**Aim:** Records follow. Pull out every line that contains "title".

══ Material

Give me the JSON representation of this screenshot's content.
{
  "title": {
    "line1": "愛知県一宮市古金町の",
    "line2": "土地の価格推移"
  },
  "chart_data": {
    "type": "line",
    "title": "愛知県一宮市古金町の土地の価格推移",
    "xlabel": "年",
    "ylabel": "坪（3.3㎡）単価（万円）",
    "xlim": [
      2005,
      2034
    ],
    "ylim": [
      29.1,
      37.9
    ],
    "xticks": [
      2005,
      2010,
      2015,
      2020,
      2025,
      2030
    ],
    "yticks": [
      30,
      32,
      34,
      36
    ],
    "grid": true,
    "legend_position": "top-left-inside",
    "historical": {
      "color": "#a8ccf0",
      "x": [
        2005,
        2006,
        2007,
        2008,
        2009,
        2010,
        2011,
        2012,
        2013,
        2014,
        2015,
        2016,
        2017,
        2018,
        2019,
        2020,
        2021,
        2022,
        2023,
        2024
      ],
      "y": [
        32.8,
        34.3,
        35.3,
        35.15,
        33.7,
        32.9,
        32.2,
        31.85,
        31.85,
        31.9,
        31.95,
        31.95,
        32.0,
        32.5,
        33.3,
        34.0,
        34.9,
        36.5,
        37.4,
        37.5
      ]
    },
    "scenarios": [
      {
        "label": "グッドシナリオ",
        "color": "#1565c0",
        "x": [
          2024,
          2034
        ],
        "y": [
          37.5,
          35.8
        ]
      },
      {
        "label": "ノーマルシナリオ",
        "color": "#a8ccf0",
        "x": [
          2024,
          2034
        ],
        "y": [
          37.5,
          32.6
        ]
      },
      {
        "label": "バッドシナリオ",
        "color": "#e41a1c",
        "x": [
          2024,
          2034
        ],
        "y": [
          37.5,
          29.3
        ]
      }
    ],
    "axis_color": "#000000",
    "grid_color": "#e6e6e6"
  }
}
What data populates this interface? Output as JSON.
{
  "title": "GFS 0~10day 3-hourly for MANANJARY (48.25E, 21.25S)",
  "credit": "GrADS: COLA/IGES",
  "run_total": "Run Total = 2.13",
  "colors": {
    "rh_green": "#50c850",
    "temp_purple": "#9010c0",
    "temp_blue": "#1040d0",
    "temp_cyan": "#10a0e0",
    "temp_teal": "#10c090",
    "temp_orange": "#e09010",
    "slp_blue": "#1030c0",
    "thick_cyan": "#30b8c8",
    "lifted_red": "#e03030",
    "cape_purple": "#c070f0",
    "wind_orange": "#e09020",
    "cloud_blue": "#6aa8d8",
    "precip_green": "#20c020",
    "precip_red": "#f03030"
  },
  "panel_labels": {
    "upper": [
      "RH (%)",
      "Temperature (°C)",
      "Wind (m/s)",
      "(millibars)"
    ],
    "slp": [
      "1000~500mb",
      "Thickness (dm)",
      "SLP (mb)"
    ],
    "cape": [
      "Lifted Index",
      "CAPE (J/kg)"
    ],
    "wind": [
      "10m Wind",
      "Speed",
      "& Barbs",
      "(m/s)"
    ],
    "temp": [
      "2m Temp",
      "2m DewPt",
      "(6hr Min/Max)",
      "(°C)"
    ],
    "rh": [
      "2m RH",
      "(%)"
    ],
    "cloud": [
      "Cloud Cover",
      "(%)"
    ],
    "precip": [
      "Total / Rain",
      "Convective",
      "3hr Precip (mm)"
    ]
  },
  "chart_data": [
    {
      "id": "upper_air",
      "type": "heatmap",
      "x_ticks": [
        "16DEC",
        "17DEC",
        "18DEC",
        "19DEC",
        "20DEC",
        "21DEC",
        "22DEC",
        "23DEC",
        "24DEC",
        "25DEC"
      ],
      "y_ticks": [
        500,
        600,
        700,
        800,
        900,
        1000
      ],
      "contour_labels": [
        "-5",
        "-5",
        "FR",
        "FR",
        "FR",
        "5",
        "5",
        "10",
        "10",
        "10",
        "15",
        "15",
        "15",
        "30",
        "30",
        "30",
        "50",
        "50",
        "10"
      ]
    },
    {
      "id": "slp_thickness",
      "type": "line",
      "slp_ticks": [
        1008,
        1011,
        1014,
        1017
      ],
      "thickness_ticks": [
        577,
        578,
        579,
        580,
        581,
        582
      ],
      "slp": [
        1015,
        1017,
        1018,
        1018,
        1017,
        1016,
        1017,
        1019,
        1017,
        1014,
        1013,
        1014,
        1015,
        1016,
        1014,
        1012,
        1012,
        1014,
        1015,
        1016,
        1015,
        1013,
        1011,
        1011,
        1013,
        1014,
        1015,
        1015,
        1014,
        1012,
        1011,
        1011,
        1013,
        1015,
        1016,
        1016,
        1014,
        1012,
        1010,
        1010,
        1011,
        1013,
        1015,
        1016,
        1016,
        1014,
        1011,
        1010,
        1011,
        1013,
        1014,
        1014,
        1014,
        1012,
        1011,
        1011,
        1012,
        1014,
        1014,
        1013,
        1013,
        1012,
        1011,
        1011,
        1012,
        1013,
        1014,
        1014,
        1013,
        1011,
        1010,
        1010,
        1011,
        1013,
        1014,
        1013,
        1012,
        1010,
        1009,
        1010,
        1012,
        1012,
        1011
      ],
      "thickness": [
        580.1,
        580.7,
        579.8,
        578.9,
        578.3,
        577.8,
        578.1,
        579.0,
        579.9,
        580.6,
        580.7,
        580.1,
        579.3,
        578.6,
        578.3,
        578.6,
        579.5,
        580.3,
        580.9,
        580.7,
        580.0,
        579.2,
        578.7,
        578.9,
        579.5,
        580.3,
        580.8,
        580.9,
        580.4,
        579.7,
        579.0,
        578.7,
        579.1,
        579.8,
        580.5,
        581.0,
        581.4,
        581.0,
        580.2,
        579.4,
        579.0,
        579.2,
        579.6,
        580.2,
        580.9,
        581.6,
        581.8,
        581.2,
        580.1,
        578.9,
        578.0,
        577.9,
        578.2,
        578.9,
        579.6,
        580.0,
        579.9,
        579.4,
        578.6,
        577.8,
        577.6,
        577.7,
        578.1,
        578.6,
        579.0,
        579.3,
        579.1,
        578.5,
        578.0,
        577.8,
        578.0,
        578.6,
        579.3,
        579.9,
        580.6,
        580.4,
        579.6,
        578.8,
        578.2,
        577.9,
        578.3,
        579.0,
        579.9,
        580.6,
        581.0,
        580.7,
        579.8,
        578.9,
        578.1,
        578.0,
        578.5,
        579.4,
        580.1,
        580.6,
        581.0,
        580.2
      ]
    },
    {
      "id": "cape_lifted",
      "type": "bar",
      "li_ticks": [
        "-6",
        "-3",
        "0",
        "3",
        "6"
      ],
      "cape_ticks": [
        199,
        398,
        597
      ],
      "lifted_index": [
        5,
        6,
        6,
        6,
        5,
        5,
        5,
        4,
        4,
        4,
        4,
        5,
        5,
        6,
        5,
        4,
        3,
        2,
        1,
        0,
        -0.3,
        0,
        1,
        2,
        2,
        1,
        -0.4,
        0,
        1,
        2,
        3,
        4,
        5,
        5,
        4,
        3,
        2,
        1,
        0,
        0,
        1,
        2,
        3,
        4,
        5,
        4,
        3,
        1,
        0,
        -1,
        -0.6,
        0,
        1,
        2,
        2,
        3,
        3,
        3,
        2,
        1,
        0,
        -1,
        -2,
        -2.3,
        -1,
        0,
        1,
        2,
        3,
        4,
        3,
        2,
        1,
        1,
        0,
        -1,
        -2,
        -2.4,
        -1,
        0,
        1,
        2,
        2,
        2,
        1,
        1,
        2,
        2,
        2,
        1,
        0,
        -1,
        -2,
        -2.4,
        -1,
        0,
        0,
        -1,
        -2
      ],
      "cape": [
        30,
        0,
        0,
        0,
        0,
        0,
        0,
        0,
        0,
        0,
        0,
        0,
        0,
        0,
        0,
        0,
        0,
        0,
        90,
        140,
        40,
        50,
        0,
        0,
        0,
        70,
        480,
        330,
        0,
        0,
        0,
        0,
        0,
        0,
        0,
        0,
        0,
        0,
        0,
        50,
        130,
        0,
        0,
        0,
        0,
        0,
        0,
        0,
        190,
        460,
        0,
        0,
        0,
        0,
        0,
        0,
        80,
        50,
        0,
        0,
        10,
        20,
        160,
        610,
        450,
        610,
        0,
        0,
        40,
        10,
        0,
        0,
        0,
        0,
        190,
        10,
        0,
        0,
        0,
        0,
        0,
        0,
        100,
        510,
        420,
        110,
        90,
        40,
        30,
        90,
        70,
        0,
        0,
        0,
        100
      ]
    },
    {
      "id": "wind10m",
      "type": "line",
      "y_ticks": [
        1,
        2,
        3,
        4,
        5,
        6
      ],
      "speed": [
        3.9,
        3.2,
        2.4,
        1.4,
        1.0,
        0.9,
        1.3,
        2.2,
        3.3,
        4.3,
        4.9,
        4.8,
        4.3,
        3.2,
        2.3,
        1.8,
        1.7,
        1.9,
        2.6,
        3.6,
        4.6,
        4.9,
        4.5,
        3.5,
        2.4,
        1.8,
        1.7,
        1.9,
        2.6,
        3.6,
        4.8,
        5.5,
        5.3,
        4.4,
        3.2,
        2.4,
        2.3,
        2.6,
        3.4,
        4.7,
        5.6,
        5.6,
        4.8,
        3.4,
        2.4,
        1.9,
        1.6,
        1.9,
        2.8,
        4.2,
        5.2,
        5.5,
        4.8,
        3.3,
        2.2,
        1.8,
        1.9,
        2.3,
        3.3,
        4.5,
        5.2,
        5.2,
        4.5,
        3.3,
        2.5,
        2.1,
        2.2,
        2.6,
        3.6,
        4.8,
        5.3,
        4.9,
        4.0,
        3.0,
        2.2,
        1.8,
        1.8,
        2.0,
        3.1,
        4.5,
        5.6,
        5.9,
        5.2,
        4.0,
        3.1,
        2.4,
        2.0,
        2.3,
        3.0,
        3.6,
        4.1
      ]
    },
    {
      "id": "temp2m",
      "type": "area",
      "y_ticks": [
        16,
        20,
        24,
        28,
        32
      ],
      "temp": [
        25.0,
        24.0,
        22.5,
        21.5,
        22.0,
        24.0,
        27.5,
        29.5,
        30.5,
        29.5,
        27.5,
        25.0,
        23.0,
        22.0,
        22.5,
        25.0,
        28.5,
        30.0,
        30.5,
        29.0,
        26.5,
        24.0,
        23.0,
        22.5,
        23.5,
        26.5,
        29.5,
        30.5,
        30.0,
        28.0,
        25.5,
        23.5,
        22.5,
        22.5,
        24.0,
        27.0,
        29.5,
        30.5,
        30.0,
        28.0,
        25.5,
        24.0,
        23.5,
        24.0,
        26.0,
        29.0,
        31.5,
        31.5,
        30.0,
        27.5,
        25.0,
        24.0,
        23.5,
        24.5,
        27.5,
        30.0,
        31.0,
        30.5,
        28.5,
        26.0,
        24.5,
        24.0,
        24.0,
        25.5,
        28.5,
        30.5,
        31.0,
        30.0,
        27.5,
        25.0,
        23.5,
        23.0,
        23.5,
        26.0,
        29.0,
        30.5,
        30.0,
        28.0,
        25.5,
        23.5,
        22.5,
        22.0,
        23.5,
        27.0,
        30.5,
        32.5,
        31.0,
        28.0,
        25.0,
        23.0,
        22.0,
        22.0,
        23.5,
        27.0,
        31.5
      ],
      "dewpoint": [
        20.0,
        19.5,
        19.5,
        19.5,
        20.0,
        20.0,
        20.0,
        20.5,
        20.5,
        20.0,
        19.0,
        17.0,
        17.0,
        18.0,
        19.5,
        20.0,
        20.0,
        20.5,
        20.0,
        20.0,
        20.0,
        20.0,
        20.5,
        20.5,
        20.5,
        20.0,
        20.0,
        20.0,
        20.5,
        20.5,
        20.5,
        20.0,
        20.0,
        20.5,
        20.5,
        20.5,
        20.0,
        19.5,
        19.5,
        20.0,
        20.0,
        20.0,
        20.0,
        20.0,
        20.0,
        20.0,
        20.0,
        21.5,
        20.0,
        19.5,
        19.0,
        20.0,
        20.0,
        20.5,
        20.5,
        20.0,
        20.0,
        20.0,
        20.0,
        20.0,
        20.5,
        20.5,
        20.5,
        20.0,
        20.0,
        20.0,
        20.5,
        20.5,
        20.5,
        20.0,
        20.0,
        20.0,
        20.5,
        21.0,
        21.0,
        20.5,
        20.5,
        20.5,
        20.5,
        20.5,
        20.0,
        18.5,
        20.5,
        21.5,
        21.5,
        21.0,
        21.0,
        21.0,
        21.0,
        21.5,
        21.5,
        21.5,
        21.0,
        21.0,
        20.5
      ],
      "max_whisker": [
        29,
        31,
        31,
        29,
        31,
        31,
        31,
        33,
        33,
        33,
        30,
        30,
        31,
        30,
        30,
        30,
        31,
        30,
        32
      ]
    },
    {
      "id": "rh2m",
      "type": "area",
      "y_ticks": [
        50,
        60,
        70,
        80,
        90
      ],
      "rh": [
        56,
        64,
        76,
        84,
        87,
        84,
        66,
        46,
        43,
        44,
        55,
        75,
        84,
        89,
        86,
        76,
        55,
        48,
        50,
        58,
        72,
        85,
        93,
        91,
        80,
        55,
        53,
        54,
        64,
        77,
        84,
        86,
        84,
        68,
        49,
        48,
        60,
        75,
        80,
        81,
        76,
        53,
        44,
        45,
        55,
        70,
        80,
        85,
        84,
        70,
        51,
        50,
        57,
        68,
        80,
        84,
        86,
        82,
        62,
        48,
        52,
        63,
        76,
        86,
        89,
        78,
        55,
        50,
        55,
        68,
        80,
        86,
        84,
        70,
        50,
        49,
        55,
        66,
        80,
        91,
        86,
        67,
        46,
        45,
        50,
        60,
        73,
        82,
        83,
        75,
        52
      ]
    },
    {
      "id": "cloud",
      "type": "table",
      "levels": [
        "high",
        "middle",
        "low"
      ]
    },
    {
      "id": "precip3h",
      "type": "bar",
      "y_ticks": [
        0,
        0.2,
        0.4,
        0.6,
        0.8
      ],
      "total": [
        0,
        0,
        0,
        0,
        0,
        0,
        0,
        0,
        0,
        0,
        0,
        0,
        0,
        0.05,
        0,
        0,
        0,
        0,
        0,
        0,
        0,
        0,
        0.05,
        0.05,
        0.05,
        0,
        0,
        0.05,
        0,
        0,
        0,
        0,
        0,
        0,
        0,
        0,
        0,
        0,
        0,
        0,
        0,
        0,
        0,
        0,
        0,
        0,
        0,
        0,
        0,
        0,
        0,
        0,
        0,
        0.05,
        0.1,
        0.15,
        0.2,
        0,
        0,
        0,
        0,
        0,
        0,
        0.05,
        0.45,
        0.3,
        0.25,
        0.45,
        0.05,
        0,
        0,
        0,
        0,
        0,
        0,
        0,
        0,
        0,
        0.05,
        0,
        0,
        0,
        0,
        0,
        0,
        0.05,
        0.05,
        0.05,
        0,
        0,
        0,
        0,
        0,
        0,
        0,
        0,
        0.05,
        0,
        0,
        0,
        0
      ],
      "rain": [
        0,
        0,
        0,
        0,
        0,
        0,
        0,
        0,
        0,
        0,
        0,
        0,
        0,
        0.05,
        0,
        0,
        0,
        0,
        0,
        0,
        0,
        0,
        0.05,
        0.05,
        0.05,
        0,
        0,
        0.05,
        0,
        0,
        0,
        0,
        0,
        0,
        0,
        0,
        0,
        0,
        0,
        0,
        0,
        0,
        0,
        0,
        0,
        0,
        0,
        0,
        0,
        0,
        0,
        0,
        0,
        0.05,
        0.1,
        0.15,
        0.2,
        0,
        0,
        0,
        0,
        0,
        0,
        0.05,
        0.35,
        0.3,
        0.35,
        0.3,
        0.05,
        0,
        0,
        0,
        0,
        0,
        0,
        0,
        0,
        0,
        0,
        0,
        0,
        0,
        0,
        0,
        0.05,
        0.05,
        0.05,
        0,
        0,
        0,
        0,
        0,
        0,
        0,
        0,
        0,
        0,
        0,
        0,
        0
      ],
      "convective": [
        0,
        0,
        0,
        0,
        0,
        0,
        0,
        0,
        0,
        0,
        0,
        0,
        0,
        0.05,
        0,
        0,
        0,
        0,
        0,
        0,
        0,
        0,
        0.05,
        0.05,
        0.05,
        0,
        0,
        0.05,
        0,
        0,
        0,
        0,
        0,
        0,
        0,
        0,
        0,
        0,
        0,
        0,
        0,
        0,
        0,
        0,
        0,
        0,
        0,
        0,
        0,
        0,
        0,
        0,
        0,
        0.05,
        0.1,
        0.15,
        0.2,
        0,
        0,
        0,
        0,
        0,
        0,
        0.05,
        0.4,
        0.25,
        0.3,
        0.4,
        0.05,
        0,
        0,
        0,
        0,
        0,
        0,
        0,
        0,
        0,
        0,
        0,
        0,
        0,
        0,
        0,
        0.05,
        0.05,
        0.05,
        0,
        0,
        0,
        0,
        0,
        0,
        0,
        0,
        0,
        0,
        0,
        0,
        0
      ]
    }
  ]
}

════

**Result of this task:**
  "title": {
    "title": "愛知県一宮市古金町の土地の価格推移",
  "title": "GFS 0~10day 3-hourly for MANANJARY (48.25E, 21.25S)",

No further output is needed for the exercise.